▸ **WHAT TO DO**: Scan the listing that follows and report how many lines contain "consultore". Write the number alone.

▸ **INPUT MATERIAL**:

---+---

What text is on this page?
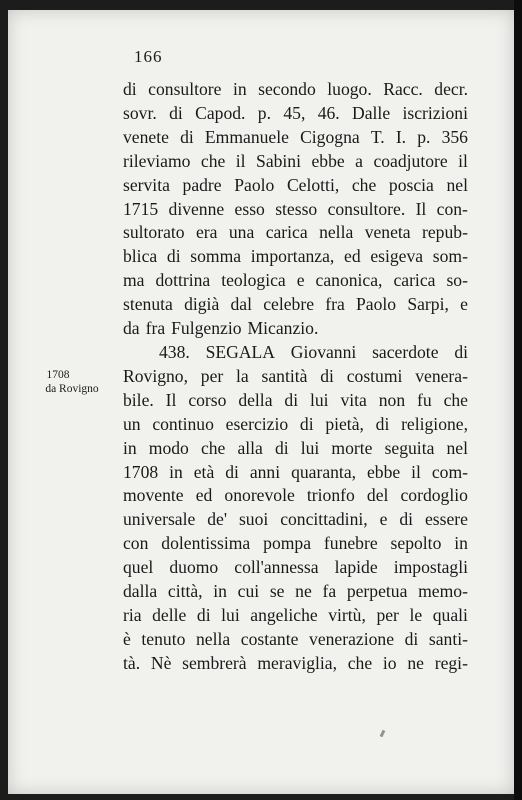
166
1708
da Rovigno
di consultore in secondo luogo. Racc. decr.
sovr. di Capod. p. 45, 46. Dalle iscrizioni
venete di Emmanuele Cigogna T. I. p. 356
rileviamo che il Sabini ebbe a coadjutore il
servita padre Paolo Celotti, che poscia nel
1715 divenne esso stesso consultore. Il con-
sultorato era una carica nella veneta repub-
blica di somma importanza, ed esigeva som-
ma dottrina teologica e canonica, carica so-
stenuta digià dal celebre fra Paolo Sarpi, e
da fra Fulgenzio Micanzio.
438. SEGALA Giovanni sacerdote di
Rovigno, per la santità di costumi venera-
bile. Il corso della di lui vita non fu che
un continuo esercizio di pietà, di religione,
in modo che alla di lui morte seguita nel
1708 in età di anni quaranta, ebbe il com-
movente ed onorevole trionfo del cordoglio
universale de' suoi concittadini, e di essere
con dolentissima pompa funebre sepolto in
quel duomo coll'annessa lapide impostagli
dalla città, in cui se ne fa perpetua memo-
ria delle di lui angeliche virtù, per le quali
è tenuto nella costante venerazione di santi-
tà. Nè sembrerà meraviglia, che io ne regi-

---+---

▸ **ANSWER TO THE EXERCISE**: 2